• [BRIEF] Repeat everything in the material exactly.

________________________

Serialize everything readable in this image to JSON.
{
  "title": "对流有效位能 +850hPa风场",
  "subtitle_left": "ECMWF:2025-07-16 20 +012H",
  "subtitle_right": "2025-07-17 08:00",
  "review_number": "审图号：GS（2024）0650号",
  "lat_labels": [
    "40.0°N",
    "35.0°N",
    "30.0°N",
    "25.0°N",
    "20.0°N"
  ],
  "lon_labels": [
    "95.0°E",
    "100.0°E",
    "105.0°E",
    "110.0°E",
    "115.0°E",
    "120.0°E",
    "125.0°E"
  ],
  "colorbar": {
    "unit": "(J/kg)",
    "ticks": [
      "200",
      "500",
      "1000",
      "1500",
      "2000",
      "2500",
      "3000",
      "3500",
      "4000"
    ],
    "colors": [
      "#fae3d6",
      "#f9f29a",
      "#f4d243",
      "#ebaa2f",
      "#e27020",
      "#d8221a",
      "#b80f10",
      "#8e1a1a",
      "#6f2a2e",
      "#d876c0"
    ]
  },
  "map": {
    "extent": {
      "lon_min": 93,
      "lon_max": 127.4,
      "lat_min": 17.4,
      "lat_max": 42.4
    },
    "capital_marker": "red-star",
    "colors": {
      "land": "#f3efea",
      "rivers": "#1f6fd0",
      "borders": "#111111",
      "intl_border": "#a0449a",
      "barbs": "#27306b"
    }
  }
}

________________________

• [WRITTEN SOLUTION]
Serialize everything readable in this image to JSON.
{
  "title": "对流有效位能 +850hPa风场",
  "subtitle_left": "ECMWF:2025-07-16 20 +012H",
  "subtitle_right": "2025-07-17 08:00",
  "review_number": "审图号：GS（2024）0650号",
  "lat_labels": [
    "40.0°N",
    "35.0°N",
    "30.0°N",
    "25.0°N",
    "20.0°N"
  ],
  "lon_labels": [
    "95.0°E",
    "100.0°E",
    "105.0°E",
    "110.0°E",
    "115.0°E",
    "120.0°E",
    "125.0°E"
  ],
  "colorbar": {
    "unit": "(J/kg)",
    "ticks": [
      "200",
      "500",
      "1000",
      "1500",
      "2000",
      "2500",
      "3000",
      "3500",
      "4000"
    ],
    "colors": [
      "#fae3d6",
      "#f9f29a",
      "#f4d243",
      "#ebaa2f",
      "#e27020",
      "#d8221a",
      "#b80f10",
      "#8e1a1a",
      "#6f2a2e",
      "#d876c0"
    ]
  },
  "map": {
    "extent": {
      "lon_min": 93,
      "lon_max": 127.4,
      "lat_min": 17.4,
      "lat_max": 42.4
    },
    "capital_marker": "red-star",
    "colors": {
      "land": "#f3efea",
      "rivers": "#1f6fd0",
      "borders": "#111111",
      "intl_border": "#a0449a",
      "barbs": "#27306b"
    }
  }
}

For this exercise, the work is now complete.